DATA FOR THIS TASK ▸
╭──

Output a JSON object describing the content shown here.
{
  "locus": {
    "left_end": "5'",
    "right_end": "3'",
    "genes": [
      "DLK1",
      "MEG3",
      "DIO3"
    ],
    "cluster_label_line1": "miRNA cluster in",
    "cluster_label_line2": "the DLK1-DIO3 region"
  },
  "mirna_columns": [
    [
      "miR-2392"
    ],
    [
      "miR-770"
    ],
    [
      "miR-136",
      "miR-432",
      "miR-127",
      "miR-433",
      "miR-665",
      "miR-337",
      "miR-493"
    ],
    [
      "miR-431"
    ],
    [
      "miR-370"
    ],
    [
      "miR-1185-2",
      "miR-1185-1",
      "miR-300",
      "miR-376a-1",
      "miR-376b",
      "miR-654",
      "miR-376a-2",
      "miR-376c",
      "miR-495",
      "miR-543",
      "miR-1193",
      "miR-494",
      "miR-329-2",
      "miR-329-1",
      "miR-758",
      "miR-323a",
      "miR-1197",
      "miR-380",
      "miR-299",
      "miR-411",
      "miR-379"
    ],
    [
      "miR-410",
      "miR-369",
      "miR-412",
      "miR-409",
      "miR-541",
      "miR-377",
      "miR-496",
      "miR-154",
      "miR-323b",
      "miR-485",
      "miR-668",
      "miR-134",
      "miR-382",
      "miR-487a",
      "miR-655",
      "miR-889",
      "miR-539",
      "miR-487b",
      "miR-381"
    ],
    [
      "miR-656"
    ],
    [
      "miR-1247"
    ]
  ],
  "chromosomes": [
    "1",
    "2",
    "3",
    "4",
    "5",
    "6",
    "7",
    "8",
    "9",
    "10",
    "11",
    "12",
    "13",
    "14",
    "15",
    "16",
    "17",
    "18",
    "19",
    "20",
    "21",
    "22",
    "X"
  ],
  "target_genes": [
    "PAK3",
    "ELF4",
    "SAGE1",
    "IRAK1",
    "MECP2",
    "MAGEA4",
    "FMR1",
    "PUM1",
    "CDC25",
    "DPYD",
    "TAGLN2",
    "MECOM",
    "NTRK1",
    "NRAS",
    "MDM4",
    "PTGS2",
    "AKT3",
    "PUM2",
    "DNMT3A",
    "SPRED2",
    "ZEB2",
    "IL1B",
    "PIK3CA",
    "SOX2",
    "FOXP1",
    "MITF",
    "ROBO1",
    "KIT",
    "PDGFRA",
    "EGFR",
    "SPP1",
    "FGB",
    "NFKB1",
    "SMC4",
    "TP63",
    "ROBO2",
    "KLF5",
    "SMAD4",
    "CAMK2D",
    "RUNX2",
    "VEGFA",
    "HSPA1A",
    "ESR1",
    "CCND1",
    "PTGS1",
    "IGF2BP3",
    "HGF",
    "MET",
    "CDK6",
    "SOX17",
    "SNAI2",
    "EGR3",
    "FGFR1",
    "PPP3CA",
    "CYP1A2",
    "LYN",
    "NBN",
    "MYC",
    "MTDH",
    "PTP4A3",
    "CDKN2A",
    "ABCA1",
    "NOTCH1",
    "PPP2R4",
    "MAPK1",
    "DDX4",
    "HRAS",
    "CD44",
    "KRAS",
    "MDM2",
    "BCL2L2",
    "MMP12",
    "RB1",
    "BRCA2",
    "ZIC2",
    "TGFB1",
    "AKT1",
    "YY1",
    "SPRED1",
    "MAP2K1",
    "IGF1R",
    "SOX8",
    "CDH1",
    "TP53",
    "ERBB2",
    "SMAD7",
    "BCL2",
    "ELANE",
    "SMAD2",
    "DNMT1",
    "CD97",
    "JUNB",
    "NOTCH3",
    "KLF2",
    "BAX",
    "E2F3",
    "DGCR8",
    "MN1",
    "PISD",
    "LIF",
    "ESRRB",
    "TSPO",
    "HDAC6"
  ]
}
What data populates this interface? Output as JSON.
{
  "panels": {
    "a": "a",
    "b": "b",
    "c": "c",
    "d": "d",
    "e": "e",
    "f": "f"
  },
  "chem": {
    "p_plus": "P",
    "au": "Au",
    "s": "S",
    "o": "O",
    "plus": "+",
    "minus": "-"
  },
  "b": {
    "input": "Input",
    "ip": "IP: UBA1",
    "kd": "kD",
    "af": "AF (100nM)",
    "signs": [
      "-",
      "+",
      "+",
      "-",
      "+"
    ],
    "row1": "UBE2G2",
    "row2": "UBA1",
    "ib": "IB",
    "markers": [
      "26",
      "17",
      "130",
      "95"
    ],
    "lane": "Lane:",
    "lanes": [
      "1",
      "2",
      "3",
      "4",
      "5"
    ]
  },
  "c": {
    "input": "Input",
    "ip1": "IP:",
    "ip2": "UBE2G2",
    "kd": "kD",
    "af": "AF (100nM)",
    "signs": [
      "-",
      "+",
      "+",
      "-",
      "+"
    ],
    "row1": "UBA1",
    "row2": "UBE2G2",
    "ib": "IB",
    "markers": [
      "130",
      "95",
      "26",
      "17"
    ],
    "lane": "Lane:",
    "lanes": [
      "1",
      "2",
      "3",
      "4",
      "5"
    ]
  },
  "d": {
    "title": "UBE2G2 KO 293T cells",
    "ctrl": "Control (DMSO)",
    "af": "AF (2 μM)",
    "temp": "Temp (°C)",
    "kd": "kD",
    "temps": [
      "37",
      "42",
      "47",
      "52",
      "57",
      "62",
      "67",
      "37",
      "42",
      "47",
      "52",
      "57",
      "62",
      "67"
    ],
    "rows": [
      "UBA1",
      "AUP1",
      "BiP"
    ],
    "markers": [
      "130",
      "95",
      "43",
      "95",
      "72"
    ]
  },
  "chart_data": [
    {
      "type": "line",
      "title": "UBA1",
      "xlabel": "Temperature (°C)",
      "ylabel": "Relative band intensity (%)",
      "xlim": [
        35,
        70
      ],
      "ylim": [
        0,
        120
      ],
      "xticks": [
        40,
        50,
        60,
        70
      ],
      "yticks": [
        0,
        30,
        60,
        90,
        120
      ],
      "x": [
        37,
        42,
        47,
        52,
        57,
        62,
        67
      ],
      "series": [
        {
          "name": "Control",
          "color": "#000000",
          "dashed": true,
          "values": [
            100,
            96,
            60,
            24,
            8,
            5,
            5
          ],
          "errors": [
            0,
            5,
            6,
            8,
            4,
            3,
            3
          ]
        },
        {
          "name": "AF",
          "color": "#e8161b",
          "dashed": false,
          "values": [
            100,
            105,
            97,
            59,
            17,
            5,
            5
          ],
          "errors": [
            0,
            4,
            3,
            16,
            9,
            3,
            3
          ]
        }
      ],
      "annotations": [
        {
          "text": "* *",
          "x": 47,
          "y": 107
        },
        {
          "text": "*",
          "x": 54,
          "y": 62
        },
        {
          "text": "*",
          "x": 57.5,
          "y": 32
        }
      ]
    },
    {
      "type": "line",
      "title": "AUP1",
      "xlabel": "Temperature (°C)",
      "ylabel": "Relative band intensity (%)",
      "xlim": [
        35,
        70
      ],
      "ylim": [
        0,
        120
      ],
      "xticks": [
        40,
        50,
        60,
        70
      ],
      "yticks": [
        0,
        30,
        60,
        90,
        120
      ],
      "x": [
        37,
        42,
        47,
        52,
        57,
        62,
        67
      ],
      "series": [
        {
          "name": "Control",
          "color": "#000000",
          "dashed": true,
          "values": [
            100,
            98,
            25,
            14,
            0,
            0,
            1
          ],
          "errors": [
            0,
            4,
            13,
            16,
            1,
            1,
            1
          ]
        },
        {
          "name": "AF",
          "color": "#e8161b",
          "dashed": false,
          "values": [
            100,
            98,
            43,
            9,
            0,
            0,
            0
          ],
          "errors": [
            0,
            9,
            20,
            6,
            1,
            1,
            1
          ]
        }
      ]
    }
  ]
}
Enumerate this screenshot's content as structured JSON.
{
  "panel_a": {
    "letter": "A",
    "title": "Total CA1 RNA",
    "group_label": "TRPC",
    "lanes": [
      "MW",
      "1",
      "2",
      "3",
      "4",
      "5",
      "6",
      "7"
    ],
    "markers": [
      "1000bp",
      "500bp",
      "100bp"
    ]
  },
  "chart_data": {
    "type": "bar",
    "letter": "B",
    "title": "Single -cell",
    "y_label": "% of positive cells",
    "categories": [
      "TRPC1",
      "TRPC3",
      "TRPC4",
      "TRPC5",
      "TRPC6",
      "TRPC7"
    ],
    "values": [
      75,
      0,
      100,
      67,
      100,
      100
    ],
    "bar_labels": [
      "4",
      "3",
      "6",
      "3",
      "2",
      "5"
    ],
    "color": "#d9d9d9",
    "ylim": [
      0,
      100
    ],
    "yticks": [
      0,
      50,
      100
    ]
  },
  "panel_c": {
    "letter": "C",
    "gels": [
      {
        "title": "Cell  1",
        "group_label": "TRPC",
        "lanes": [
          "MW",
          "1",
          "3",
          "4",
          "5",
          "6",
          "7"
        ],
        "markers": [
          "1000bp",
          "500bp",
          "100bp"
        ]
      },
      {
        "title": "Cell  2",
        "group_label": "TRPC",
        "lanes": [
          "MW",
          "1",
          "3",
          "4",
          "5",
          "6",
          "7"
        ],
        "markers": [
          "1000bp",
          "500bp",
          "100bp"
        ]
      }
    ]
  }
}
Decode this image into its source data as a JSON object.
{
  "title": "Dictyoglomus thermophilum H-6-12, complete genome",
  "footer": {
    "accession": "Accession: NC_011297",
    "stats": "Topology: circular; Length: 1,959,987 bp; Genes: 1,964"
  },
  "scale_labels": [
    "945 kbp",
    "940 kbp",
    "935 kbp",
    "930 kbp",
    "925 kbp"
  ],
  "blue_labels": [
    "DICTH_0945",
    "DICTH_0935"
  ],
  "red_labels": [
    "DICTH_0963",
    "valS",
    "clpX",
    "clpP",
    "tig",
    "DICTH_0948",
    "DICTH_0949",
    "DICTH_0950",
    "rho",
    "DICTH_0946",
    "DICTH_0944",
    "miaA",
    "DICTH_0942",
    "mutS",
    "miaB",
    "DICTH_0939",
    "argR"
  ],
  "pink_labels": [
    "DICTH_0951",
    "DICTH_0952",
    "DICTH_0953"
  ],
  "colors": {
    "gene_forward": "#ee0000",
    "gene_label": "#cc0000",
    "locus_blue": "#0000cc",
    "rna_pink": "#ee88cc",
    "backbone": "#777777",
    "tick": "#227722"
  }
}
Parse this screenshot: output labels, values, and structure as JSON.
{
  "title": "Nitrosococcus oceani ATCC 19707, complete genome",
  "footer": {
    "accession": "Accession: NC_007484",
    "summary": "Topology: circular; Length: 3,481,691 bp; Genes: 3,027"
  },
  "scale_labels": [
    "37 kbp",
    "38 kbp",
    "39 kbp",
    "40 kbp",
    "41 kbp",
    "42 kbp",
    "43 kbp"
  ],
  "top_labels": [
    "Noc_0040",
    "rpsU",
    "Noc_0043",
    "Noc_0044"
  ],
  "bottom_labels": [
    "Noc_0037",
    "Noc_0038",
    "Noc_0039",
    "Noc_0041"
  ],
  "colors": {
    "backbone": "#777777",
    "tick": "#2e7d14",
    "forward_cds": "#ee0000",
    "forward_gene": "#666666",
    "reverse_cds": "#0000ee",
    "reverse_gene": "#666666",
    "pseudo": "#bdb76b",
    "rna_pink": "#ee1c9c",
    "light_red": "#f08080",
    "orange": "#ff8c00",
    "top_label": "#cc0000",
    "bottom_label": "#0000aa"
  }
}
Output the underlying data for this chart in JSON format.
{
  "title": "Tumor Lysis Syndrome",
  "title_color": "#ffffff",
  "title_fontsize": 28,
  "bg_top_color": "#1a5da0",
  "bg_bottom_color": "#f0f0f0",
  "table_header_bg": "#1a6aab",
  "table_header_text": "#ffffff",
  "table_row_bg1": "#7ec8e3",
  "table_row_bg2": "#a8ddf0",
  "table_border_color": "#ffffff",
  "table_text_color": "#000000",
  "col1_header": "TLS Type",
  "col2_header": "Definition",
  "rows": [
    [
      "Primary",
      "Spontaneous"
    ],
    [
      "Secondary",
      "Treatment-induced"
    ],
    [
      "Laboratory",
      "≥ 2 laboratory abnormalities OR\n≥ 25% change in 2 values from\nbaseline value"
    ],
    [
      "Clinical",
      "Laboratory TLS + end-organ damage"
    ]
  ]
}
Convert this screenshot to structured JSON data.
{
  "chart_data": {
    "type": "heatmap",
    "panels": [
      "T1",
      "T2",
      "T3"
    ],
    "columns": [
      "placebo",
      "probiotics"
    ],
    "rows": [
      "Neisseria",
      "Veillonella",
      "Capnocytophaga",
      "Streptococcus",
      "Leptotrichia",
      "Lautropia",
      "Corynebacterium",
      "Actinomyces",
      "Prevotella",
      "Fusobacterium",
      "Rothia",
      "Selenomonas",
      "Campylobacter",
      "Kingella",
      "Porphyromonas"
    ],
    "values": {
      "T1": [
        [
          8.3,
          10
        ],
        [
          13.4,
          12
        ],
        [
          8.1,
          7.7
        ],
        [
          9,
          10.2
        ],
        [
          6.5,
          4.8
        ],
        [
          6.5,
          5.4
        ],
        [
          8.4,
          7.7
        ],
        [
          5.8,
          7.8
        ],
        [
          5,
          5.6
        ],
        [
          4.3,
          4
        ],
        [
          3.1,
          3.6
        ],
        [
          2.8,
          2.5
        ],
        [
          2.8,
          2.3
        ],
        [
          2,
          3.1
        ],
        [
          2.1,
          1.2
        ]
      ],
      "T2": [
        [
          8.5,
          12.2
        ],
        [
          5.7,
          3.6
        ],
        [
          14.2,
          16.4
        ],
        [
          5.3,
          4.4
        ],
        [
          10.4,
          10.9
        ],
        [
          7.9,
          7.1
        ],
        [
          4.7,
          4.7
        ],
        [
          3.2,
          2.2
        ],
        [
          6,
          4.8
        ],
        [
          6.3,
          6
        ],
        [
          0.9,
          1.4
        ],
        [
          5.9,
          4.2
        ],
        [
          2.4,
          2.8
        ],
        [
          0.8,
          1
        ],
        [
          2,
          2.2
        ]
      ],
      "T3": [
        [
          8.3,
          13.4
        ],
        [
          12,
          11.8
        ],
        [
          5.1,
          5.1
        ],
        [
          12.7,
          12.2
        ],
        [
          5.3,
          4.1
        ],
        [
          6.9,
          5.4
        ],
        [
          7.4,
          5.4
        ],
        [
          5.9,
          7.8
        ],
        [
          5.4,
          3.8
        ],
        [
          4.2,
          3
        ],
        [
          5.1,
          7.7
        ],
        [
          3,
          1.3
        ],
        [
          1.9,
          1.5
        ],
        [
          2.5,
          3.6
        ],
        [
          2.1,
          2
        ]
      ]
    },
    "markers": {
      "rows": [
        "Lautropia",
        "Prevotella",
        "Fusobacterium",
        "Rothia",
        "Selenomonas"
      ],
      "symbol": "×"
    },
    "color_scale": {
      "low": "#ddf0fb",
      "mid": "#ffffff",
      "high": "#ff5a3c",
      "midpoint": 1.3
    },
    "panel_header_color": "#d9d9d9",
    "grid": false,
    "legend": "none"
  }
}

╰──

BRIEF ▸ Whenever a line includes the word "object", pull it out of the entries.

RESULT FOR THIS TASK ▸
Output a JSON object describing the content shown here.
Decode this image into its source data as a JSON object.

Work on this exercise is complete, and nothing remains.